*To do*
Scan the records below. List lines holding "Objek".

*Data supplied*

================

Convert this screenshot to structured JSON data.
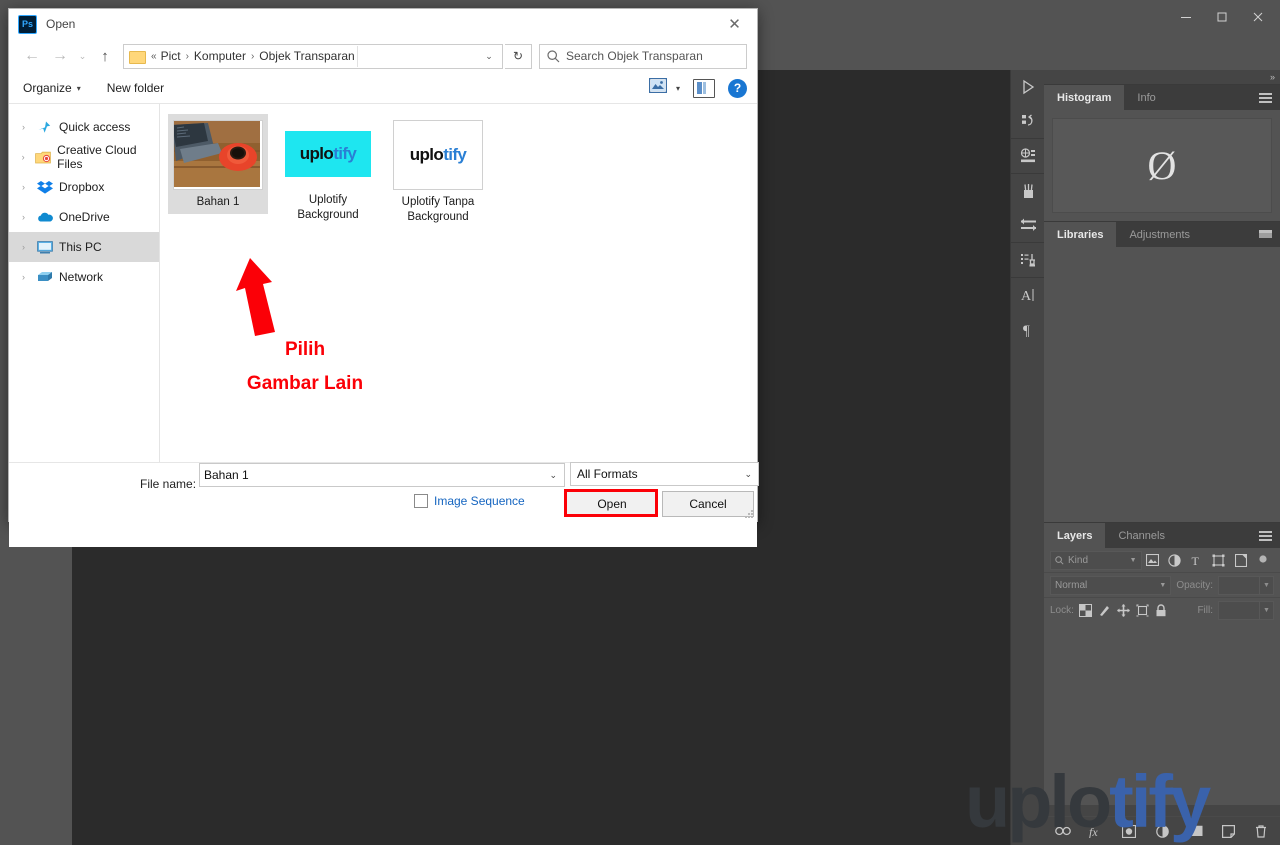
{
  "photoshop": {
    "window_controls": [
      "minimize",
      "maximize",
      "close"
    ],
    "option_bar_icons": [
      "search-icon",
      "workspace-icon",
      "chevron-down-icon"
    ],
    "rail_icons": [
      "play-icon",
      "timeline-icon",
      "3d-icon",
      "brush-icon",
      "styles-icon",
      "stamp-icon",
      "type-icon",
      "paragraph-icon"
    ],
    "dock": {
      "collapse_glyph": "»",
      "histogram_panel": {
        "tabs": [
          {
            "label": "Histogram",
            "active": true
          },
          {
            "label": "Info",
            "active": false
          }
        ],
        "empty_glyph": "Ø"
      },
      "libraries_panel": {
        "tabs": [
          {
            "label": "Libraries",
            "active": true
          },
          {
            "label": "Adjustments",
            "active": false
          }
        ]
      },
      "layers_panel": {
        "tabs": [
          {
            "label": "Layers",
            "active": true
          },
          {
            "label": "Channels",
            "active": false
          }
        ],
        "filter_placeholder": "Kind",
        "filter_icons": [
          "image-filter-icon",
          "adjustment-filter-icon",
          "type-filter-icon",
          "shape-filter-icon",
          "smartobject-filter-icon",
          "filter-toggle-icon"
        ],
        "blend_mode": "Normal",
        "opacity_label": "Opacity:",
        "lock_label": "Lock:",
        "lock_icons": [
          "lock-transparent-icon",
          "lock-image-icon",
          "lock-position-icon",
          "lock-artboard-icon",
          "lock-all-icon"
        ],
        "fill_label": "Fill:",
        "bottom_icons": [
          "link-layers-icon",
          "fx-icon",
          "layer-mask-icon",
          "adjustment-layer-icon",
          "new-group-icon",
          "new-layer-icon",
          "delete-layer-icon"
        ]
      }
    },
    "watermark": {
      "part1": "uplo",
      "part2": "tify",
      "color1": "#35393d",
      "color2": "#3a62ab"
    }
  },
  "dialog": {
    "title": "Open",
    "app_badge": "Ps",
    "close_glyph": "✕",
    "nav": {
      "back_glyph": "←",
      "forward_glyph": "→",
      "recent_glyph": "⌄",
      "up_glyph": "↑",
      "breadcrumb_prefix": "«",
      "breadcrumbs": [
        "Pict",
        "Komputer",
        "Objek Transparan"
      ],
      "separator": "›",
      "dropdown_glyph": "⌄",
      "refresh_glyph": "↻"
    },
    "search": {
      "placeholder": "Search Objek Transparan",
      "icon": "search-icon"
    },
    "toolbar": {
      "organize_label": "Organize",
      "new_folder_label": "New folder",
      "caret_glyph": "▾",
      "view_icon": "view-layout-icon",
      "pane_icon": "preview-pane-icon",
      "help_icon": "help-icon",
      "help_glyph": "?"
    },
    "sidebar": {
      "items": [
        {
          "label": "Quick access",
          "icon": "pin-icon",
          "selected": false
        },
        {
          "label": "Creative Cloud Files",
          "icon": "creative-cloud-icon",
          "selected": false
        },
        {
          "label": "Dropbox",
          "icon": "dropbox-icon",
          "selected": false
        },
        {
          "label": "OneDrive",
          "icon": "onedrive-icon",
          "selected": false
        },
        {
          "label": "This PC",
          "icon": "this-pc-icon",
          "selected": true
        },
        {
          "label": "Network",
          "icon": "network-icon",
          "selected": false
        }
      ],
      "expander_glyph": "›"
    },
    "files": [
      {
        "name": "Bahan 1",
        "type": "photo",
        "selected": true
      },
      {
        "name": "Uplotify Background",
        "type": "logo-cyan",
        "selected": false
      },
      {
        "name": "Uplotify Tanpa Background",
        "type": "logo-white",
        "selected": false
      }
    ],
    "logo_text": {
      "part1": "uplo",
      "part2": "tify"
    },
    "footer": {
      "file_name_label": "File name:",
      "file_name_label_accel": "n",
      "file_name_value": "Bahan 1",
      "format_value": "All Formats",
      "image_sequence_label": "Image Sequence",
      "image_sequence_checked": false,
      "open_label": "Open",
      "open_label_accel": "O",
      "cancel_label": "Cancel",
      "dropdown_glyph": "⌄"
    }
  },
  "annotation": {
    "line1": "Pilih",
    "line2": "Gambar Lain",
    "color": "#fb0007",
    "arrow": "up-arrow-annotation"
  }
}
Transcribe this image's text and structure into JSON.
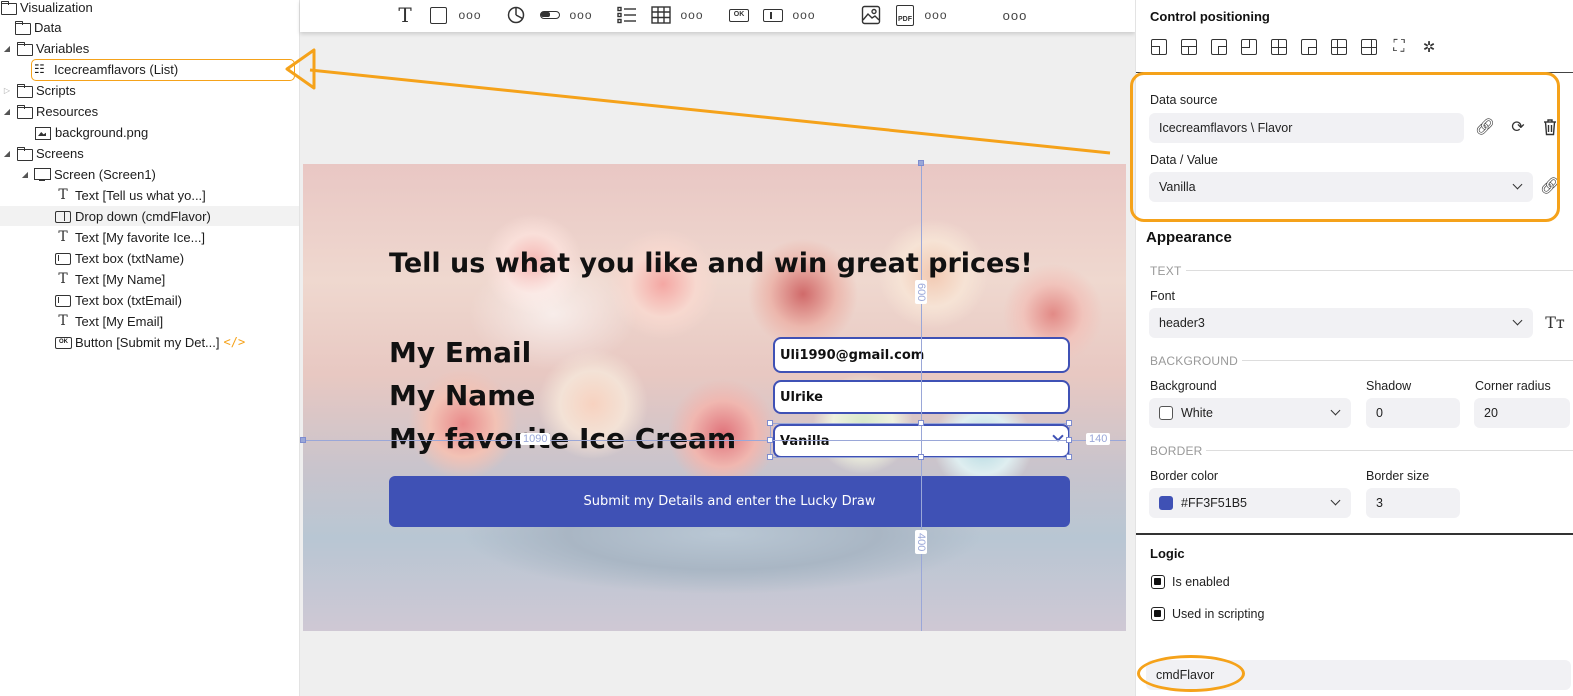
{
  "tree": {
    "items": [
      {
        "label": "Visualization"
      },
      {
        "label": "Data"
      },
      {
        "label": "Variables"
      },
      {
        "label": "Icecreamflavors (List)"
      },
      {
        "label": "Scripts"
      },
      {
        "label": "Resources"
      },
      {
        "label": "background.png"
      },
      {
        "label": "Screens"
      },
      {
        "label": "Screen (Screen1)"
      },
      {
        "label": "Text [Tell us what yo...]"
      },
      {
        "label": "Drop down  (cmdFlavor)"
      },
      {
        "label": "Text [My favorite Ice...]"
      },
      {
        "label": "Text box  (txtName)"
      },
      {
        "label": "Text [My Name]"
      },
      {
        "label": "Text box  (txtEmail)"
      },
      {
        "label": "Text [My Email]"
      },
      {
        "label": "Button [Submit my Det...]"
      }
    ],
    "code_tag": "</>"
  },
  "toolbar": {
    "text_tool": "T",
    "more": "ooo",
    "ok_label": "OK",
    "pdf_label": "PDF",
    "overflow": "ooo"
  },
  "screen": {
    "heading": "Tell us what you like and win great prices!",
    "email_label": "My Email",
    "email_value": "Uli1990@gmail.com",
    "name_label": "My Name",
    "name_value": "Ulrike",
    "flavor_label": "My favorite Ice Cream",
    "flavor_value": "Vanilla",
    "submit_label": "Submit my Details and enter the Lucky Draw"
  },
  "guides": {
    "top": "600",
    "bottom": "400",
    "left": "1090",
    "right": "140"
  },
  "props": {
    "positioning_title": "Control positioning",
    "data_source_label": "Data source",
    "data_source_value": "Icecreamflavors \\ Flavor",
    "data_value_label": "Data / Value",
    "data_value_value": "Vanilla",
    "appearance_title": "Appearance",
    "text_section": "TEXT",
    "font_label": "Font",
    "font_value": "header3",
    "background_section": "BACKGROUND",
    "background_label": "Background",
    "background_value": "White",
    "shadow_label": "Shadow",
    "shadow_value": "0",
    "corner_label": "Corner radius",
    "corner_value": "20",
    "border_section": "BORDER",
    "border_color_label": "Border color",
    "border_color_value": "#FF3F51B5",
    "border_size_label": "Border size",
    "border_size_value": "3",
    "logic_title": "Logic",
    "enabled_label": "Is enabled",
    "scripting_label": "Used in scripting",
    "control_name": "cmdFlavor"
  },
  "colors": {
    "accent": "#3f51b5",
    "highlight": "#f5a21a"
  }
}
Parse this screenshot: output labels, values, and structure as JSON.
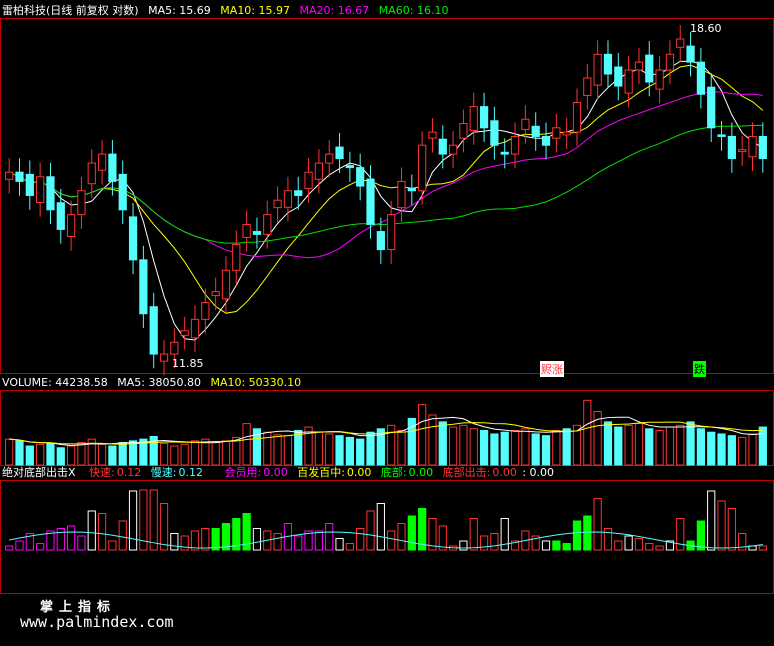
{
  "header": {
    "stock": "雷柏科技(日线 前复权 对数)",
    "ma5": "MA5: 15.69",
    "ma10": "MA10: 15.97",
    "ma20": "MA20: 16.67",
    "ma60": "MA60: 16.10"
  },
  "price_labels": {
    "high": "18.60",
    "low": "11.85",
    "buy_tag": "赆涨",
    "sell_tag": "跌"
  },
  "volume_header": {
    "volume": "VOLUME: 44238.58",
    "ma5": "MA5: 38050.80",
    "ma10": "MA10: 50330.10"
  },
  "indicator_header": {
    "name": "绝对底部出击X",
    "fast_label": "快速:",
    "fast_val": "0.12",
    "slow_label": "慢速:",
    "slow_val": "0.12",
    "member_label": "会员用:",
    "member_val": "0.00",
    "hit_label": "百发百中:",
    "hit_val": "0.00",
    "bottom_label": "底部:",
    "bottom_val": "0.00",
    "strike_label": "底部出击:",
    "strike_val": "0.00",
    "tail": ": 0.00"
  },
  "watermark": {
    "title": "掌上指标",
    "url": "www.palmindex.com"
  },
  "colors": {
    "up": "#ff3232",
    "down": "#54fcfc",
    "ma5": "#ffffff",
    "ma10": "#ffff00",
    "ma20": "#ff00ff",
    "ma60": "#00e000",
    "border": "#c00000"
  },
  "chart_data": {
    "type": "candlestick",
    "close": [
      15.4,
      15.2,
      14.9,
      15.3,
      14.6,
      14.2,
      14.5,
      15.0,
      15.6,
      15.8,
      15.2,
      14.6,
      13.6,
      12.6,
      11.9,
      11.9,
      12.1,
      12.3,
      12.5,
      12.8,
      13.0,
      13.4,
      13.9,
      14.3,
      14.1,
      14.5,
      14.8,
      15.0,
      14.9,
      15.4,
      15.6,
      15.8,
      15.7,
      15.5,
      15.1,
      14.3,
      13.8,
      14.5,
      15.2,
      15.0,
      16.0,
      16.3,
      15.8,
      16.0,
      16.5,
      16.9,
      16.4,
      16.0,
      15.8,
      16.2,
      16.6,
      16.2,
      16.0,
      16.4,
      16.3,
      17.0,
      17.6,
      18.2,
      17.7,
      17.4,
      17.8,
      18.0,
      17.5,
      17.8,
      18.2,
      18.6,
      18.0,
      17.2,
      16.4,
      16.2,
      15.7,
      15.9,
      16.2,
      15.7
    ],
    "volume": [
      30,
      28,
      22,
      24,
      25,
      20,
      22,
      26,
      30,
      24,
      22,
      26,
      28,
      30,
      33,
      25,
      22,
      24,
      28,
      30,
      26,
      28,
      32,
      48,
      42,
      38,
      35,
      34,
      40,
      44,
      38,
      36,
      34,
      32,
      30,
      38,
      42,
      46,
      40,
      54,
      70,
      58,
      50,
      44,
      46,
      42,
      40,
      36,
      38,
      40,
      42,
      36,
      34,
      40,
      42,
      46,
      75,
      62,
      50,
      44,
      46,
      48,
      42,
      40,
      44,
      46,
      50,
      42,
      38,
      36,
      34,
      32,
      36,
      44
    ],
    "ylim": [
      11.8,
      19.0
    ]
  }
}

================

*Expected output*
        "Objek Transparan"
      "placeholder": "Search Objek Transparan",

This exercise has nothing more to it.